The need for frequent painful procedures and hospitalizations for more extensive surgeries can lead to posttraumatic stress disorder–type symptoms in some patients and families. It is important to consider pain management and stress reduction appropriate for the developmental level of the XP patient when planning care. The emotional and economic stability of the family is often affected and, as with any chronic illness, the family and patient will need to go through a period of adjustment to the lifestyle changes. Studies of XP patients in England found that families and patients who were able to incorporate the UV protective regimen into their normal routines were best able to effectively institute UV protection. In family situations with psychosocial pathologies (e.g., substance abuse or domestic violence), or if the family is having extreme difficulty coping with the diagnosis, referral to social services or a therapist may be advisable. The patients may be eligible for Social Security Disability Insurance or other medical assistance.
XP support groups help patients connect with other affected families and minimize social isolation; these groups also sponsor UV-safe family activities. These include the XP Family Support Group, http://www.xpfamilysupport.org ; and the Xeroderma Pigmentosum Society, http://www.xps.org in the United States; and the Xeroderma Pigmentosum Support Group UK, http://xpsupportgroup.org.uk . There are also support groups in Germany, Japan, and the Middle East.
Genetic considerations are important for XP management. XP is a recessive disorder, with probands having two mutated alleles, and clinically normal parents (heterozygotes) carrying one mutated allele. The risk of having another affected child is 1 in 4 for each subsequent pregnancy. Prenatal diagnosis may be possible, and consultation with a genetic counselor and Fetal Maternal Specialist can address genetic risks in future pregnancies.

- _What this exercise asks_
a - Answer these questions using the passage on xeroderma pigmentosum care.
(i) According to the studies in England, which families and patients were best able to put UV protection into effect?
(ii) Outside the United States and the UK, where are there XP support groups?
(iii) What is the risk of having another affected child in each subsequent pregnancy?
b - Continue the passage on xeroderma pigmentosum care from its final sentence.

Page segmentation data
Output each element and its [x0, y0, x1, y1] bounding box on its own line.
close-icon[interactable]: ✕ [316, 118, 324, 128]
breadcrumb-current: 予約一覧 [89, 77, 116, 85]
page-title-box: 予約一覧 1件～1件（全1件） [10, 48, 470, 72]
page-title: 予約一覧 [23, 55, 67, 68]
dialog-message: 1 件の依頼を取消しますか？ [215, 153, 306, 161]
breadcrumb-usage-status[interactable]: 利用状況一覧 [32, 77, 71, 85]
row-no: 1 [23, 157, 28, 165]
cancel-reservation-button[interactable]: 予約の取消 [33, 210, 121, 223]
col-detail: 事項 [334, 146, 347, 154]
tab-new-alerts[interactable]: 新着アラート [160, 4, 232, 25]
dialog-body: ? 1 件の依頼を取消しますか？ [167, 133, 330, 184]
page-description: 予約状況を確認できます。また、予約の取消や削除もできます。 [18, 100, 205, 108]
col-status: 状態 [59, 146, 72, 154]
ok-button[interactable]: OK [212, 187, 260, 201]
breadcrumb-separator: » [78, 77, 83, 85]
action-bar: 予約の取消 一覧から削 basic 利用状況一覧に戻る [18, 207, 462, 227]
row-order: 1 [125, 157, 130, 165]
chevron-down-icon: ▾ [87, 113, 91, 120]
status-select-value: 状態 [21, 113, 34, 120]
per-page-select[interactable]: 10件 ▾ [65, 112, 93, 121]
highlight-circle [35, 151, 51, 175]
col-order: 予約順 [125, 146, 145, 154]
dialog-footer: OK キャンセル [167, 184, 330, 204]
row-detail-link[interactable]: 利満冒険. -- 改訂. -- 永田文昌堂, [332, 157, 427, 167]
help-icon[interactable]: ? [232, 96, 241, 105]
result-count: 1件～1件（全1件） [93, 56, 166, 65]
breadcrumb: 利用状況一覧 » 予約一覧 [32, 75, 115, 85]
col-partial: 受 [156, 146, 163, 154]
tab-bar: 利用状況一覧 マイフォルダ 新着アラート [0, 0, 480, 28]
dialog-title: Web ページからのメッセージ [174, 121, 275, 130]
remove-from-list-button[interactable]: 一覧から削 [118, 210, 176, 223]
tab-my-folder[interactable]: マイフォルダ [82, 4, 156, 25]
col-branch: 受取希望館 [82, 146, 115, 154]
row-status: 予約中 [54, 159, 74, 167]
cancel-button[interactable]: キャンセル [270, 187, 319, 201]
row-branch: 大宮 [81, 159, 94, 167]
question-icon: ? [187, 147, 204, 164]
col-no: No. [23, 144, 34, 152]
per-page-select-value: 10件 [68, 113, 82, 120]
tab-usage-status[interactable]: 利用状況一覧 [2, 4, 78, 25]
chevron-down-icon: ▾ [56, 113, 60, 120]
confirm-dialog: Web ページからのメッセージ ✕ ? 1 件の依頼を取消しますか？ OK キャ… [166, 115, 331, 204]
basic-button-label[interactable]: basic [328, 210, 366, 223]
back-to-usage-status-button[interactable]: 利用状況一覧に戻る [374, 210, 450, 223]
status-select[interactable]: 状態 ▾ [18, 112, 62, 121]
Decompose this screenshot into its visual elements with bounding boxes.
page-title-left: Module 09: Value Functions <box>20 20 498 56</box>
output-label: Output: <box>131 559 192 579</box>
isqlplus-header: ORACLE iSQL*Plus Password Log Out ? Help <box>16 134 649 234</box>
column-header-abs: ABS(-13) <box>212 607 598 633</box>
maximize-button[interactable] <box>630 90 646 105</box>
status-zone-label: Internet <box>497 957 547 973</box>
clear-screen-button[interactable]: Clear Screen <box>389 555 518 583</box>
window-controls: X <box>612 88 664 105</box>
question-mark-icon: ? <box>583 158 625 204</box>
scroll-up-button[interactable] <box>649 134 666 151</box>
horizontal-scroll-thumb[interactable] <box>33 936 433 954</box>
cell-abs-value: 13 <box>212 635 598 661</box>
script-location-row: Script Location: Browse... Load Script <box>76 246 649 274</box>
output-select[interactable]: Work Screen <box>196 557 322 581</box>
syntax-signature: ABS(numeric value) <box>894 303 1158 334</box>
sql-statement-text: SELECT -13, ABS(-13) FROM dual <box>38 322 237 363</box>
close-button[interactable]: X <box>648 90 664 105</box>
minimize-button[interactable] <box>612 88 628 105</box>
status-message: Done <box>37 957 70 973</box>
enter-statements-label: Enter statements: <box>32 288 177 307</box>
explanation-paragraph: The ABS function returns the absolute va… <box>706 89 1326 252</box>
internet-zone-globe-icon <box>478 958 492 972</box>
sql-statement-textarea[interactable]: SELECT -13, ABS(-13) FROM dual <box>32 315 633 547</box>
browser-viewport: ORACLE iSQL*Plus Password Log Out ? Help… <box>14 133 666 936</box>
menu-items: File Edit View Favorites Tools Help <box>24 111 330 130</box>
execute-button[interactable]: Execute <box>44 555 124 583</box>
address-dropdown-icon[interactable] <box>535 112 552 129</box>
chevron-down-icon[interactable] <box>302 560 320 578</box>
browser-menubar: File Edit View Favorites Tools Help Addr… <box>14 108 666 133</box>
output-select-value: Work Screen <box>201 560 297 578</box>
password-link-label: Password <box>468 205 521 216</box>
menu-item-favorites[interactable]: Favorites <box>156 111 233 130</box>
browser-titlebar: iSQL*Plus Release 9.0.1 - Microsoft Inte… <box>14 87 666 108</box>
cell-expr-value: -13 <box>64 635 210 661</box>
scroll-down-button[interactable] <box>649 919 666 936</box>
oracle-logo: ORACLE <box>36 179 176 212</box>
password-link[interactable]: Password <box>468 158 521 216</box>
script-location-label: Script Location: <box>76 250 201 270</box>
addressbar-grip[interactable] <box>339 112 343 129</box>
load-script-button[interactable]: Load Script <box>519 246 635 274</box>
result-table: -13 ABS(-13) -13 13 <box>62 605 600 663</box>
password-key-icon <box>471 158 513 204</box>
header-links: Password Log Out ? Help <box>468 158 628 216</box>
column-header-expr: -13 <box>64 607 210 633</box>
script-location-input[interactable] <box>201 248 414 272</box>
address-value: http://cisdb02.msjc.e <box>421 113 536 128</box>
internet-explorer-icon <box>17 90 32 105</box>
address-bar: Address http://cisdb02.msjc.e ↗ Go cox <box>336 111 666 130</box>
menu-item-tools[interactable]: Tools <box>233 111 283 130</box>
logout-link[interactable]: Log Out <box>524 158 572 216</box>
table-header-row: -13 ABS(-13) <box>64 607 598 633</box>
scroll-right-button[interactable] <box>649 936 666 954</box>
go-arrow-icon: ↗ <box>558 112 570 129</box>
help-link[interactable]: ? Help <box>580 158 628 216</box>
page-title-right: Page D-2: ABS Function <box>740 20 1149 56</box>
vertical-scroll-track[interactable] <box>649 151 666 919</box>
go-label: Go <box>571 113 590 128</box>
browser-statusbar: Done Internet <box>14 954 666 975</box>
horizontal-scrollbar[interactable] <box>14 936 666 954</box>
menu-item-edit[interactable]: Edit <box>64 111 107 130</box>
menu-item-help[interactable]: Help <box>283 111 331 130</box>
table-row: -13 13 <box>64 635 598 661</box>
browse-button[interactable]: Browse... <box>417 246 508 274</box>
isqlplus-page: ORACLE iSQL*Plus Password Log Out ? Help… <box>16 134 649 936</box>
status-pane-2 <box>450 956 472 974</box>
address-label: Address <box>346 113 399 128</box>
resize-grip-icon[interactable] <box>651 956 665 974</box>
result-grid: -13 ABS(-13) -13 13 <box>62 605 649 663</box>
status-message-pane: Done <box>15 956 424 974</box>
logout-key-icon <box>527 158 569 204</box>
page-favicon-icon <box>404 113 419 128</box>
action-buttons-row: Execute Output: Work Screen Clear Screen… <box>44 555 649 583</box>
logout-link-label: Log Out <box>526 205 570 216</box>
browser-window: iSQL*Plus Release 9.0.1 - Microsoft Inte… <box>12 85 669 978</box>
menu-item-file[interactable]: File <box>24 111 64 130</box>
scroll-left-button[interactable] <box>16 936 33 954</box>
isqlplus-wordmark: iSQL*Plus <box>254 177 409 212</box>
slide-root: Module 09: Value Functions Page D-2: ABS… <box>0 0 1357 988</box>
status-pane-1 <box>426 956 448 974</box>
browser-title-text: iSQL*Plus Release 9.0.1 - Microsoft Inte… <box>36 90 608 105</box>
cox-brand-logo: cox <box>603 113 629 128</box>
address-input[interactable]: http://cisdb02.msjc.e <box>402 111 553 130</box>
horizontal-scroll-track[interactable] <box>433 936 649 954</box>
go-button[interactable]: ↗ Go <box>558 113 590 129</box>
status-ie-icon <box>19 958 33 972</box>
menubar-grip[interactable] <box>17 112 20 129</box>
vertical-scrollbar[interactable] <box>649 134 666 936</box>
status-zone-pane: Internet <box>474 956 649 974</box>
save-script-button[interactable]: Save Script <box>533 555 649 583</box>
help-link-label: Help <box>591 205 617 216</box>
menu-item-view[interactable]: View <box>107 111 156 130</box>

- _Responses to the exercise_
a -
(i) Those who were able to incorporate the UV protective regimen into their normal routines.
(ii) Germany, Japan, and the Middle East.
(iii) 1 in 4.

b -
Teaching patients and families to look for premalignant and malignant lesions can enable earlier identification and removal of small tumors. Depending on the rate of new tumor development, full skin examinations should be scheduled regularly (every 3–6 months). Baseline whole-body photographs and close-up photos of lesions with a ruler in the image for size comparison can help track changes. Digital images can be given to the family for use at home and also kept in the medical record.
Premalignant lesions including actinic keratoses can be treated with cryotherapy, topical 5-fluorouracil (5-FU), or topical imiquimod . Care needs to be taken to ensure that existing skin cancers are adequately treated. When using topical 5-FU or imiquimod as field treatments there is a risk of treating the superficial areas of skin cancer but leaving deeper areas of tumor untreated. Well-controlled studies of topical field treatments in XP patients have not been published. Because of the known DNA damage produced by ultraviolet alone and with porphyrin, we would not recommend use of photodynamic treatment with daylight nor other light source.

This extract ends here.